Write the entries out again exactly as they stand, but without the pictures.

--- Dataset records ---

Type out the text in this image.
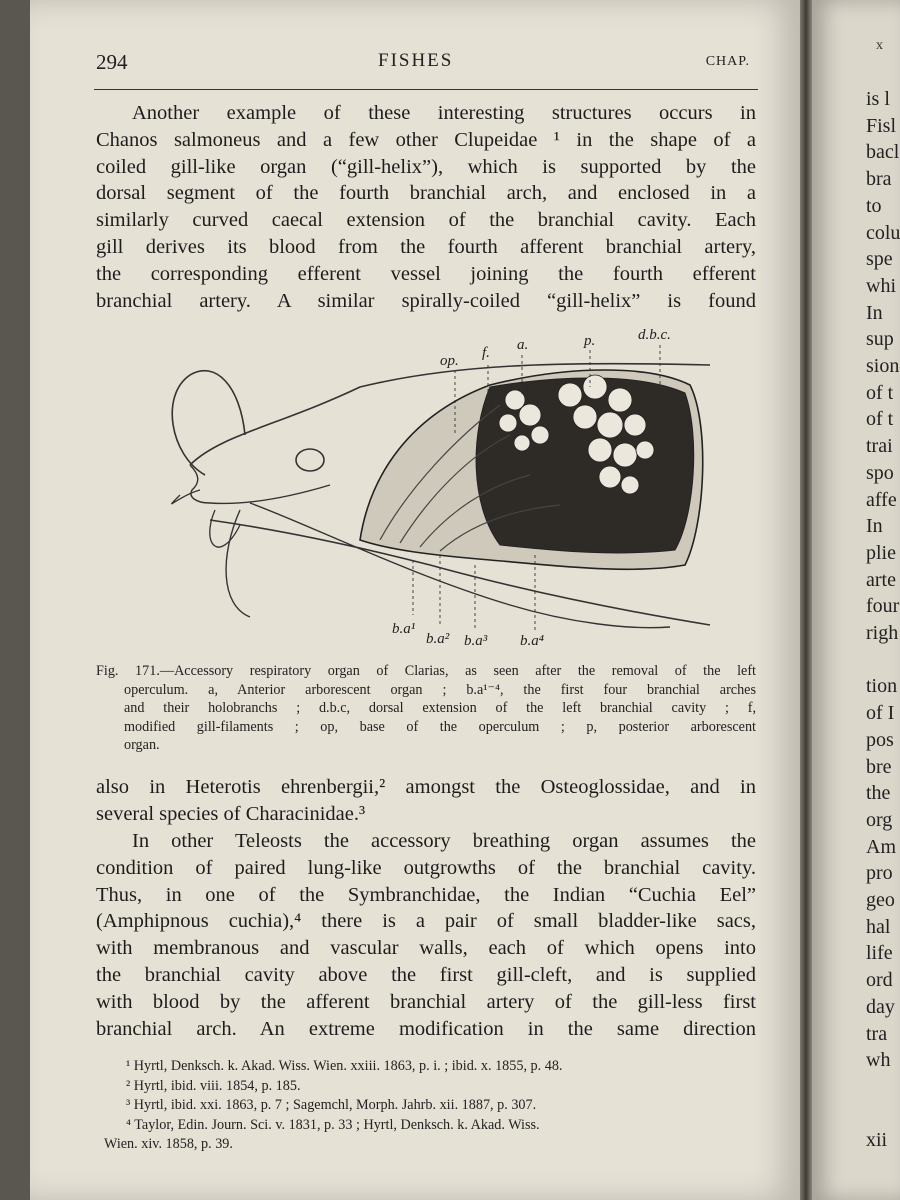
294	FISHES	CHAP.
Another example of these interesting structures occurs in
Chanos salmoneus and a few other Clupeidae ¹ in the shape of a
coiled gill-like organ (“gill-helix”), which is supported by the
dorsal segment of the fourth branchial arch, and enclosed in a
similarly curved caecal extension of the branchial cavity. Each
gill derives its blood from the fourth afferent branchial artery,
the corresponding efferent vessel joining the fourth efferent
branchial artery. A similar spirally-coiled “gill-helix” is found
op. f. a.	p.	d.b.c.
b.a¹
b.a² b.a³ b.a⁴
Fig. 171.—Accessory respiratory organ of Clarias, as seen after the removal of the left
operculum. a, Anterior arborescent organ ; b.a¹⁻⁴, the first four branchial arches
and their holobranchs ; d.b.c, dorsal extension of the left branchial cavity ; f,
modified gill-filaments ; op, base of the operculum ; p, posterior arborescent
organ.
also in Heterotis ehrenbergii,² amongst the Osteoglossidae, and in
several species of Characinidae.³
In other Teleosts the accessory breathing organ assumes the
condition of paired lung-like outgrowths of the branchial cavity.
Thus, in one of the Symbranchidae, the Indian “Cuchia Eel”
(Amphipnous cuchia),⁴ there is a pair of small bladder-like sacs,
with membranous and vascular walls, each of which opens into
the branchial cavity above the first gill-cleft, and is supplied
with blood by the afferent branchial artery of the gill-less first
branchial arch. An extreme modification in the same direction
¹ Hyrtl, Denksch. k. Akad. Wiss. Wien. xxiii. 1863, p. i. ; ibid. x. 1855, p. 48.
² Hyrtl, ibid. viii. 1854, p. 185.
³ Hyrtl, ibid. xxi. 1863, p. 7 ; Sagemchl, Morph. Jahrb. xii. 1887, p. 307.
⁴ Taylor, Edin. Journ. Sci. v. 1831, p. 33 ; Hyrtl, Denksch. k. Akad. Wiss.
Wien. xiv. 1858, p. 39.
x
is l
Fisl
bacl
bra
to
colu
spe
whi
In
sup
sion
of t
of t
trai
spo
affe
In
plie
arte
four
righ
tion
of I
pos
bre
the
org
Am
pro
geo
hal
life
ord
day
tra
wh
xii
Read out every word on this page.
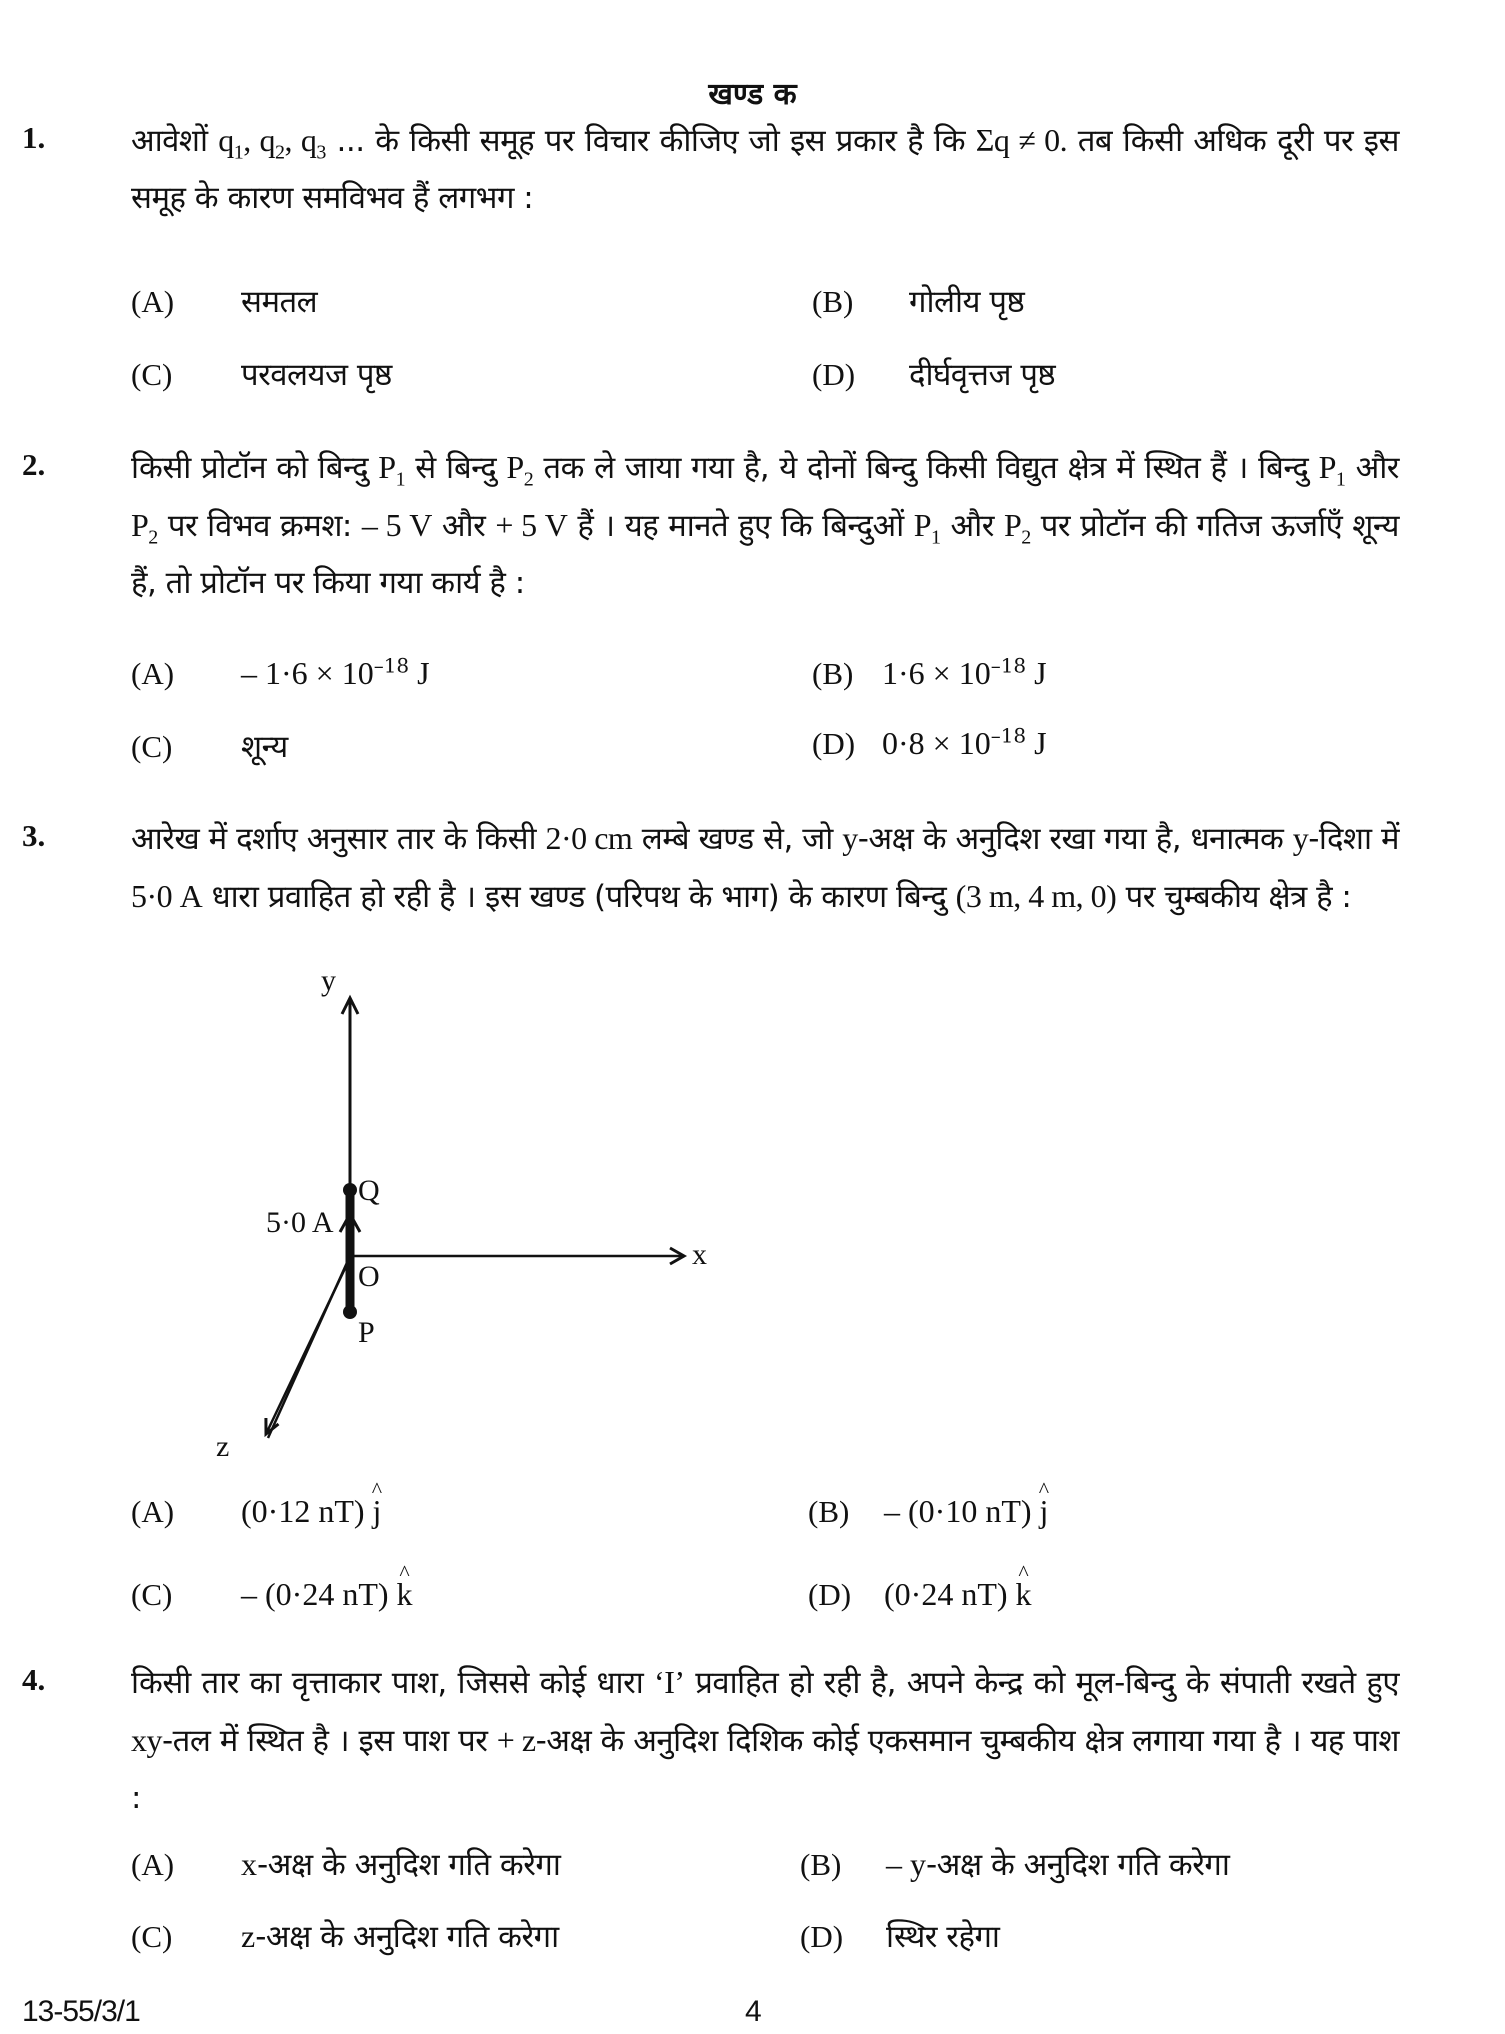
खण्ड क
1.	आवेशों $q_1$, $q_2$, $q_3$ ... के किसी समूह पर विचार कीजिए जो इस प्रकार है कि Σq ≠ 0. तब किसी अधिक दूरी पर इस समूह के कारण समविभव हैं लगभग :
(A) समतल	(B) गोलीय पृष्ठ
(C) परवलयज पृष्ठ	(D) दीर्घवृत्तज पृष्ठ
2.	किसी प्रोटॉन को बिन्दु $P_1$ से बिन्दु $P_2$ तक ले जाया गया है, ये दोनों बिन्दु किसी विद्युत क्षेत्र में स्थित हैं । बिन्दु $P_1$ और $P_2$ पर विभव क्रमश: – 5 V और + 5 V हैं । यह मानते हुए कि बिन्दुओं $P_1$ और $P_2$ पर प्रोटॉन की गतिज ऊर्जाएँ शून्य हैं, तो प्रोटॉन पर किया गया कार्य है :
$(A) - 1\cdot 6 \times 10^{-18}$ J	(B) $1\cdot 6 \times 10^{-18}$ J
(C) शून्य	(D) $0\cdot 8 \times 10^{-18}$ J
3.	आरेख में दर्शाए अनुसार तार के किसी 2·0 cm लम्बे खण्ड से, जो y-अक्ष के अनुदिश रखा गया है, धनात्मक y-दिशा में 5·0 A धारा प्रवाहित हो रही है । इस खण्ड (परिपथ के भाग) के कारण बिन्दु (3 m, 4 m, 0) पर चुम्बकीय क्षेत्र है :
y
x
z
Q
O
P
5·0 A
(A) (0·12 nT) ^ j	(B) – (0·10 nT) ^ j
(C) – (0·24 nT) ^ k	(D) (0·24 nT) ^ k
4.	किसी तार का वृत्ताकार पाश, जिससे कोई धारा ‘I’ प्रवाहित हो रही है, अपने केन्द्र को मूल-बिन्दु के संपाती रखते हुए xy-तल में स्थित है । इस पाश पर + z-अक्ष के अनुदिश दिशिक कोई एकसमान चुम्बकीय क्षेत्र लगाया गया है । यह पाश :
(A) x-अक्ष के अनुदिश गति करेगा	(B) – y-अक्ष के अनुदिश गति करेगा
(C) z-अक्ष के अनुदिश गति करेगा	(D) स्थिर रहेगा
13-55/3/1	4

---

▶ **Correct output**
Type out the text in this image.
294	FISHES	CHAP.
Another example of these interesting structures occurs in
Chanos salmoneus and a few other Clupeidae ¹ in the shape of a
coiled gill-like organ (“gill-helix”), which is supported by the
dorsal segment of the fourth branchial arch, and enclosed in a
similarly curved caecal extension of the branchial cavity. Each
gill derives its blood from the fourth afferent branchial artery,
the corresponding efferent vessel joining the fourth efferent
branchial artery. A similar spirally-coiled “gill-helix” is found
op. f. a.	p.	d.b.c.
b.a¹
b.a² b.a³ b.a⁴
Fig. 171.—Accessory respiratory organ of Clarias, as seen after the removal of the left
operculum. a, Anterior arborescent organ ; b.a¹⁻⁴, the first four branchial arches
and their holobranchs ; d.b.c, dorsal extension of the left branchial cavity ; f,
modified gill-filaments ; op, base of the operculum ; p, posterior arborescent
organ.
also in Heterotis ehrenbergii,² amongst the Osteoglossidae, and in
several species of Characinidae.³
In other Teleosts the accessory breathing organ assumes the
condition of paired lung-like outgrowths of the branchial cavity.
Thus, in one of the Symbranchidae, the Indian “Cuchia Eel”
(Amphipnous cuchia),⁴ there is a pair of small bladder-like sacs,
with membranous and vascular walls, each of which opens into
the branchial cavity above the first gill-cleft, and is supplied
with blood by the afferent branchial artery of the gill-less first
branchial arch. An extreme modification in the same direction
¹ Hyrtl, Denksch. k. Akad. Wiss. Wien. xxiii. 1863, p. i. ; ibid. x. 1855, p. 48.
² Hyrtl, ibid. viii. 1854, p. 185.
³ Hyrtl, ibid. xxi. 1863, p. 7 ; Sagemchl, Morph. Jahrb. xii. 1887, p. 307.
⁴ Taylor, Edin. Journ. Sci. v. 1831, p. 33 ; Hyrtl, Denksch. k. Akad. Wiss.
Wien. xiv. 1858, p. 39.
x
is l
Fisl
bacl
bra
to
colu
spe
whi
In
sup
sion
of t
of t
trai
spo
affe
In
plie
arte
four
righ
tion
of I
pos
bre
the
org
Am
pro
geo
hal
life
ord
day
tra
wh
xii
Read out every word on this page.
खण्ड क
1.	आवेशों $q_1$, $q_2$, $q_3$ ... के किसी समूह पर विचार कीजिए जो इस प्रकार है कि Σq ≠ 0. तब किसी अधिक दूरी पर इस समूह के कारण समविभव हैं लगभग :
(A) समतल	(B) गोलीय पृष्ठ
(C) परवलयज पृष्ठ	(D) दीर्घवृत्तज पृष्ठ
2.	किसी प्रोटॉन को बिन्दु $P_1$ से बिन्दु $P_2$ तक ले जाया गया है, ये दोनों बिन्दु किसी विद्युत क्षेत्र में स्थित हैं । बिन्दु $P_1$ और $P_2$ पर विभव क्रमश: – 5 V और + 5 V हैं । यह मानते हुए कि बिन्दुओं $P_1$ और $P_2$ पर प्रोटॉन की गतिज ऊर्जाएँ शून्य हैं, तो प्रोटॉन पर किया गया कार्य है :
$(A) - 1\cdot 6 \times 10^{-18}$ J	(B) $1\cdot 6 \times 10^{-18}$ J
(C) शून्य	(D) $0\cdot 8 \times 10^{-18}$ J
3.	आरेख में दर्शाए अनुसार तार के किसी 2·0 cm लम्बे खण्ड से, जो y-अक्ष के अनुदिश रखा गया है, धनात्मक y-दिशा में 5·0 A धारा प्रवाहित हो रही है । इस खण्ड (परिपथ के भाग) के कारण बिन्दु (3 m, 4 m, 0) पर चुम्बकीय क्षेत्र है :
y
x
z
Q
O
P
5·0 A
(A) (0·12 nT) ^ j	(B) – (0·10 nT) ^ j
(C) – (0·24 nT) ^ k	(D) (0·24 nT) ^ k
4.	किसी तार का वृत्ताकार पाश, जिससे कोई धारा ‘I’ प्रवाहित हो रही है, अपने केन्द्र को मूल-बिन्दु के संपाती रखते हुए xy-तल में स्थित है । इस पाश पर + z-अक्ष के अनुदिश दिशिक कोई एकसमान चुम्बकीय क्षेत्र लगाया गया है । यह पाश :
(A) x-अक्ष के अनुदिश गति करेगा	(B) – y-अक्ष के अनुदिश गति करेगा
(C) z-अक्ष के अनुदिश गति करेगा	(D) स्थिर रहेगा
13-55/3/1	4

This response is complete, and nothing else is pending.